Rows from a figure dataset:

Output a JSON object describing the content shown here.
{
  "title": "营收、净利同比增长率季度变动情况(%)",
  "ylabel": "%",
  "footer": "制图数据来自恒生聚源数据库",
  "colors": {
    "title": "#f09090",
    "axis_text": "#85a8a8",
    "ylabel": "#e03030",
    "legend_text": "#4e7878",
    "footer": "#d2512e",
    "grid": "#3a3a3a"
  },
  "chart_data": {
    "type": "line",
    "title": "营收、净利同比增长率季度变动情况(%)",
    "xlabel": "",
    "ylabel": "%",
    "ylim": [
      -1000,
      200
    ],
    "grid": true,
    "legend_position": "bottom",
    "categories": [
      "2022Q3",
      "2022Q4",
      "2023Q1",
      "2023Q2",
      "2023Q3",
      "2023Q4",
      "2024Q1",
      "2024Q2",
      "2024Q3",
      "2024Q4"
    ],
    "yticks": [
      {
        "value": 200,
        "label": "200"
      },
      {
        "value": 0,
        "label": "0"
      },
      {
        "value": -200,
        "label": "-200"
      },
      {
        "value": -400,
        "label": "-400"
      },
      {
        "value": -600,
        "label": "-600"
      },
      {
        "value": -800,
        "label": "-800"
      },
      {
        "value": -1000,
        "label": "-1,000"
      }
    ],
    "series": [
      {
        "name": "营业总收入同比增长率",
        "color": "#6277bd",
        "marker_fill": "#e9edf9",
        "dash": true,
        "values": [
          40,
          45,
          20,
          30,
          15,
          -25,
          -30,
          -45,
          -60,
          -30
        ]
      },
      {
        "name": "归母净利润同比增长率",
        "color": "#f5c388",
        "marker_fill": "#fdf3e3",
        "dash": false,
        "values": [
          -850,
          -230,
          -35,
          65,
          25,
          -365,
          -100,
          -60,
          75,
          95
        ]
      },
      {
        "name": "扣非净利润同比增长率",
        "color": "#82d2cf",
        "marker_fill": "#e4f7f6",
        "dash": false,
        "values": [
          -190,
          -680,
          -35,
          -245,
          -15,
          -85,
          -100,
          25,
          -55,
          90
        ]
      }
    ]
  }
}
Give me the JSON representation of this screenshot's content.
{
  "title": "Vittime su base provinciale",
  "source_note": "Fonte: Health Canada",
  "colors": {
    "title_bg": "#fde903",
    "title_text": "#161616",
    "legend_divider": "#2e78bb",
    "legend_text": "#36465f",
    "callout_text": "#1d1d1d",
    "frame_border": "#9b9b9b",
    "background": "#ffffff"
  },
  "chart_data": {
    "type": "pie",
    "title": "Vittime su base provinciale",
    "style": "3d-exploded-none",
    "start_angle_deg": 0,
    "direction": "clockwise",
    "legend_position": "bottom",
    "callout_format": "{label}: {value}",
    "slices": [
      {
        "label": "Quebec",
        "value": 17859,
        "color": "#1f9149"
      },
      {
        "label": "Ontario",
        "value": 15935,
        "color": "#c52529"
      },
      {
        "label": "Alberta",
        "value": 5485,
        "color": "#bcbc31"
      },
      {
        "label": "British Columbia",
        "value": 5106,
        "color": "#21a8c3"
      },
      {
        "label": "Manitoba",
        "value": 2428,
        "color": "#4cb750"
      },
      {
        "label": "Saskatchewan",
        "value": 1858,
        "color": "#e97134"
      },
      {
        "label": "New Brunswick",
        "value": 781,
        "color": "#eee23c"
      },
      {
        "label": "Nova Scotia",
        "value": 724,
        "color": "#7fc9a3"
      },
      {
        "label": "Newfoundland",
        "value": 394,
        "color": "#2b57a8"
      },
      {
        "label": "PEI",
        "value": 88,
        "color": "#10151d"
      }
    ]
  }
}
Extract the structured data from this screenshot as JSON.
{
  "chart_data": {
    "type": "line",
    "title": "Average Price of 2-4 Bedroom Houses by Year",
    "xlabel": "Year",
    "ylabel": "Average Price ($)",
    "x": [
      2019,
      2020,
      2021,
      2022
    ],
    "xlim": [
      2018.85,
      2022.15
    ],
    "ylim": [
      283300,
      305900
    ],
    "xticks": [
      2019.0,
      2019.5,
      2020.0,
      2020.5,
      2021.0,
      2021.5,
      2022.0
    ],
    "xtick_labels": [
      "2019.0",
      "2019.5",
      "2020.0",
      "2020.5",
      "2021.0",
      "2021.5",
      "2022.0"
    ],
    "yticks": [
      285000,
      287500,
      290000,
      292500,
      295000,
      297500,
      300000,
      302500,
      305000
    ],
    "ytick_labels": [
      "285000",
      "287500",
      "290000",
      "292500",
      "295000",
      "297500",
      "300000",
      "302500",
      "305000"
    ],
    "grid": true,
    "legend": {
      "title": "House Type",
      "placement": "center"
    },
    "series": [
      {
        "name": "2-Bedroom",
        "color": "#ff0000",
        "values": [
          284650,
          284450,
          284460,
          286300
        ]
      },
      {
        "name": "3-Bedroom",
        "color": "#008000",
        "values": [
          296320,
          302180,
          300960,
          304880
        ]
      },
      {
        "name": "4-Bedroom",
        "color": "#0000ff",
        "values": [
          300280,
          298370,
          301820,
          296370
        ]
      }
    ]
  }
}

* Aim *
Check each line of the entries for the string "Bedroom". Copy the lines that have it.

* Final result *
    "title": "Average Price of 2-4 Bedroom Houses by Year",
        "name": "2-Bedroom",
        "name": "3-Bedroom",
        "name": "4-Bedroom",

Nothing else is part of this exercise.